[WHAT YOU SHOULD DO]: Below is some material; transcribe all of it exactly.

─── DATA SUPPLIED

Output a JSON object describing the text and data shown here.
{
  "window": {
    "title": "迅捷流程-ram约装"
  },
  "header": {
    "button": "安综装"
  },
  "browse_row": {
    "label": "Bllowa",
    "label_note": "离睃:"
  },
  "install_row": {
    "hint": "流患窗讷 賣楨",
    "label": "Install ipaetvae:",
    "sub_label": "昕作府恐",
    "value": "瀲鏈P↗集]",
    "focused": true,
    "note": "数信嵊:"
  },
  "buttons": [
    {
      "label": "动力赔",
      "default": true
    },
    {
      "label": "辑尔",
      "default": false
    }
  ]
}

──────

[TASK ANSWER]:
Output a JSON object describing the text and data shown here.
{
  "window": {
    "title": "迅捷流程-ram约装"
  },
  "header": {
    "button": "安综装"
  },
  "browse_row": {
    "label": "Bllowa",
    "label_note": "离睃:"
  },
  "install_row": {
    "hint": "流患窗讷 賣楨",
    "label": "Install ipaetvae:",
    "sub_label": "昕作府恐",
    "value": "瀲鏈P↗集]",
    "focused": true,
    "note": "数信嵊:"
  },
  "buttons": [
    {
      "label": "动力赔",
      "default": true
    },
    {
      "label": "辑尔",
      "default": false
    }
  ]
}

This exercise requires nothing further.